### EXERCISE
Write out all records as given; omit images.

- - -

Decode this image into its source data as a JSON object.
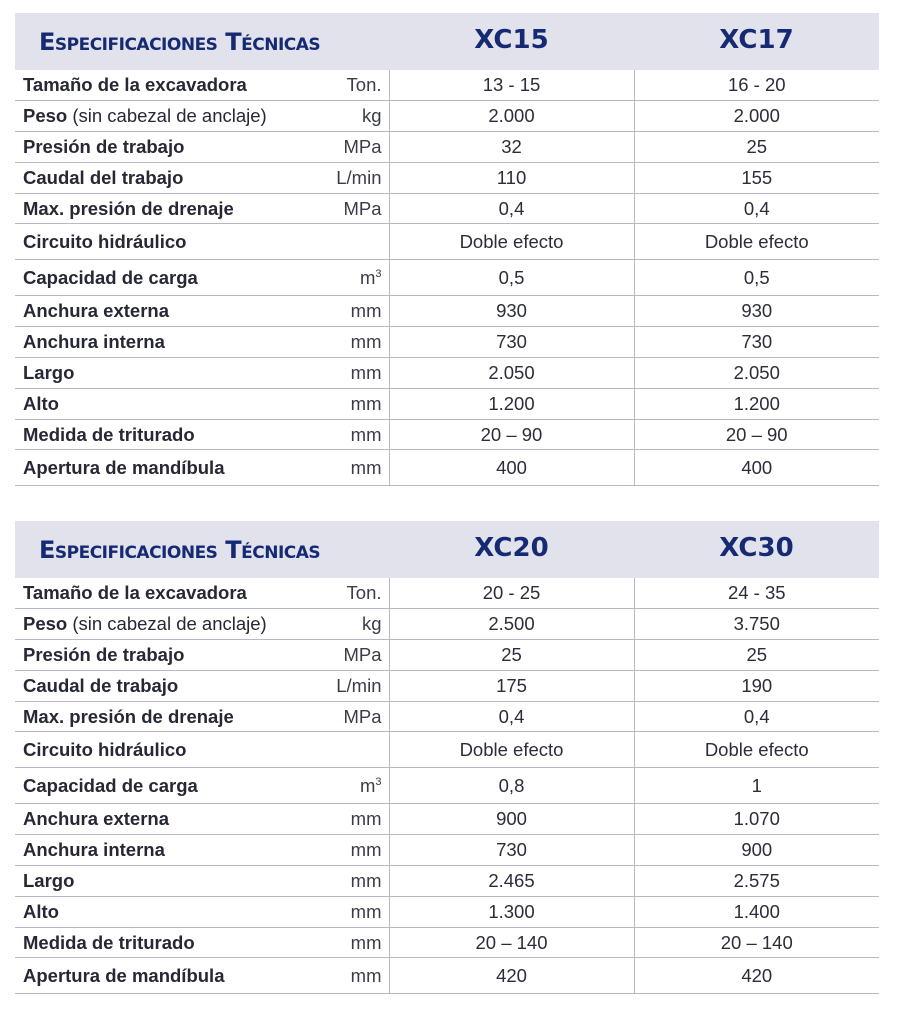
{
  "tables": [
    {
      "title": "Especificaciones Técnicas",
      "models": [
        "XC15",
        "XC17"
      ],
      "rows": [
        {
          "label": "Tamaño de la excavadora",
          "note": "",
          "unit": "Ton.",
          "values": [
            "13 - 15",
            "16 - 20"
          ]
        },
        {
          "label": "Peso",
          "note": " (sin cabezal de anclaje)",
          "unit": "kg",
          "values": [
            "2.000",
            "2.000"
          ]
        },
        {
          "label": "Presión de trabajo",
          "note": "",
          "unit": "MPa",
          "values": [
            "32",
            "25"
          ]
        },
        {
          "label": "Caudal del trabajo",
          "note": "",
          "unit": "L/min",
          "values": [
            "110",
            "155"
          ]
        },
        {
          "label": "Max. presión de drenaje",
          "note": "",
          "unit": "MPa",
          "values": [
            "0,4",
            "0,4"
          ]
        },
        {
          "label": "Circuito hidráulico",
          "note": "",
          "unit": "",
          "values": [
            "Doble efecto",
            "Doble efecto"
          ]
        },
        {
          "label": "Capacidad de carga",
          "note": "",
          "unit": "m",
          "unit_sup": "3",
          "values": [
            "0,5",
            "0,5"
          ]
        },
        {
          "label": "Anchura externa",
          "note": "",
          "unit": "mm",
          "values": [
            "930",
            "930"
          ]
        },
        {
          "label": "Anchura interna",
          "note": "",
          "unit": "mm",
          "values": [
            "730",
            "730"
          ]
        },
        {
          "label": "Largo",
          "note": "",
          "unit": "mm",
          "values": [
            "2.050",
            "2.050"
          ]
        },
        {
          "label": "Alto",
          "note": "",
          "unit": "mm",
          "values": [
            "1.200",
            "1.200"
          ]
        },
        {
          "label": "Medida de triturado",
          "note": "",
          "unit": "mm",
          "values": [
            "20 – 90",
            "20 – 90"
          ]
        },
        {
          "label": "Apertura de mandíbula",
          "note": "",
          "unit": "mm",
          "values": [
            "400",
            "400"
          ]
        }
      ]
    },
    {
      "title": "Especificaciones Técnicas",
      "models": [
        "XC20",
        "XC30"
      ],
      "rows": [
        {
          "label": "Tamaño de la excavadora",
          "note": "",
          "unit": "Ton.",
          "values": [
            "20 - 25",
            "24 - 35"
          ]
        },
        {
          "label": "Peso",
          "note": " (sin cabezal de anclaje)",
          "unit": "kg",
          "values": [
            "2.500",
            "3.750"
          ]
        },
        {
          "label": "Presión de trabajo",
          "note": "",
          "unit": "MPa",
          "values": [
            "25",
            "25"
          ]
        },
        {
          "label": "Caudal de trabajo",
          "note": "",
          "unit": "L/min",
          "values": [
            "175",
            "190"
          ]
        },
        {
          "label": "Max. presión de drenaje",
          "note": "",
          "unit": "MPa",
          "values": [
            "0,4",
            "0,4"
          ]
        },
        {
          "label": "Circuito hidráulico",
          "note": "",
          "unit": "",
          "values": [
            "Doble efecto",
            "Doble efecto"
          ]
        },
        {
          "label": "Capacidad de carga",
          "note": "",
          "unit": "m",
          "unit_sup": "3",
          "values": [
            "0,8",
            "1"
          ]
        },
        {
          "label": "Anchura externa",
          "note": "",
          "unit": "mm",
          "values": [
            "900",
            "1.070"
          ]
        },
        {
          "label": "Anchura interna",
          "note": "",
          "unit": "mm",
          "values": [
            "730",
            "900"
          ]
        },
        {
          "label": "Largo",
          "note": "",
          "unit": "mm",
          "values": [
            "2.465",
            "2.575"
          ]
        },
        {
          "label": "Alto",
          "note": "",
          "unit": "mm",
          "values": [
            "1.300",
            "1.400"
          ]
        },
        {
          "label": "Medida de triturado",
          "note": "",
          "unit": "mm",
          "values": [
            "20 – 140",
            "20 – 140"
          ]
        },
        {
          "label": "Apertura de mandíbula",
          "note": "",
          "unit": "mm",
          "values": [
            "420",
            "420"
          ]
        }
      ]
    }
  ],
  "colors": {
    "header_bg": "#e1e2ec",
    "title": "#162a73",
    "rule": "#b7b9c6"
  }
}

- - -

### THE RESPONSE
Decode this image into its source data as a JSON object.
{
  "tables": [
    {
      "title": "Especificaciones Técnicas",
      "models": [
        "XC15",
        "XC17"
      ],
      "rows": [
        {
          "label": "Tamaño de la excavadora",
          "note": "",
          "unit": "Ton.",
          "values": [
            "13 - 15",
            "16 - 20"
          ]
        },
        {
          "label": "Peso",
          "note": " (sin cabezal de anclaje)",
          "unit": "kg",
          "values": [
            "2.000",
            "2.000"
          ]
        },
        {
          "label": "Presión de trabajo",
          "note": "",
          "unit": "MPa",
          "values": [
            "32",
            "25"
          ]
        },
        {
          "label": "Caudal del trabajo",
          "note": "",
          "unit": "L/min",
          "values": [
            "110",
            "155"
          ]
        },
        {
          "label": "Max. presión de drenaje",
          "note": "",
          "unit": "MPa",
          "values": [
            "0,4",
            "0,4"
          ]
        },
        {
          "label": "Circuito hidráulico",
          "note": "",
          "unit": "",
          "values": [
            "Doble efecto",
            "Doble efecto"
          ]
        },
        {
          "label": "Capacidad de carga",
          "note": "",
          "unit": "m",
          "unit_sup": "3",
          "values": [
            "0,5",
            "0,5"
          ]
        },
        {
          "label": "Anchura externa",
          "note": "",
          "unit": "mm",
          "values": [
            "930",
            "930"
          ]
        },
        {
          "label": "Anchura interna",
          "note": "",
          "unit": "mm",
          "values": [
            "730",
            "730"
          ]
        },
        {
          "label": "Largo",
          "note": "",
          "unit": "mm",
          "values": [
            "2.050",
            "2.050"
          ]
        },
        {
          "label": "Alto",
          "note": "",
          "unit": "mm",
          "values": [
            "1.200",
            "1.200"
          ]
        },
        {
          "label": "Medida de triturado",
          "note": "",
          "unit": "mm",
          "values": [
            "20 – 90",
            "20 – 90"
          ]
        },
        {
          "label": "Apertura de mandíbula",
          "note": "",
          "unit": "mm",
          "values": [
            "400",
            "400"
          ]
        }
      ]
    },
    {
      "title": "Especificaciones Técnicas",
      "models": [
        "XC20",
        "XC30"
      ],
      "rows": [
        {
          "label": "Tamaño de la excavadora",
          "note": "",
          "unit": "Ton.",
          "values": [
            "20 - 25",
            "24 - 35"
          ]
        },
        {
          "label": "Peso",
          "note": " (sin cabezal de anclaje)",
          "unit": "kg",
          "values": [
            "2.500",
            "3.750"
          ]
        },
        {
          "label": "Presión de trabajo",
          "note": "",
          "unit": "MPa",
          "values": [
            "25",
            "25"
          ]
        },
        {
          "label": "Caudal de trabajo",
          "note": "",
          "unit": "L/min",
          "values": [
            "175",
            "190"
          ]
        },
        {
          "label": "Max. presión de drenaje",
          "note": "",
          "unit": "MPa",
          "values": [
            "0,4",
            "0,4"
          ]
        },
        {
          "label": "Circuito hidráulico",
          "note": "",
          "unit": "",
          "values": [
            "Doble efecto",
            "Doble efecto"
          ]
        },
        {
          "label": "Capacidad de carga",
          "note": "",
          "unit": "m",
          "unit_sup": "3",
          "values": [
            "0,8",
            "1"
          ]
        },
        {
          "label": "Anchura externa",
          "note": "",
          "unit": "mm",
          "values": [
            "900",
            "1.070"
          ]
        },
        {
          "label": "Anchura interna",
          "note": "",
          "unit": "mm",
          "values": [
            "730",
            "900"
          ]
        },
        {
          "label": "Largo",
          "note": "",
          "unit": "mm",
          "values": [
            "2.465",
            "2.575"
          ]
        },
        {
          "label": "Alto",
          "note": "",
          "unit": "mm",
          "values": [
            "1.300",
            "1.400"
          ]
        },
        {
          "label": "Medida de triturado",
          "note": "",
          "unit": "mm",
          "values": [
            "20 – 140",
            "20 – 140"
          ]
        },
        {
          "label": "Apertura de mandíbula",
          "note": "",
          "unit": "mm",
          "values": [
            "420",
            "420"
          ]
        }
      ]
    }
  ],
  "colors": {
    "header_bg": "#e1e2ec",
    "title": "#162a73",
    "rule": "#b7b9c6"
  }
}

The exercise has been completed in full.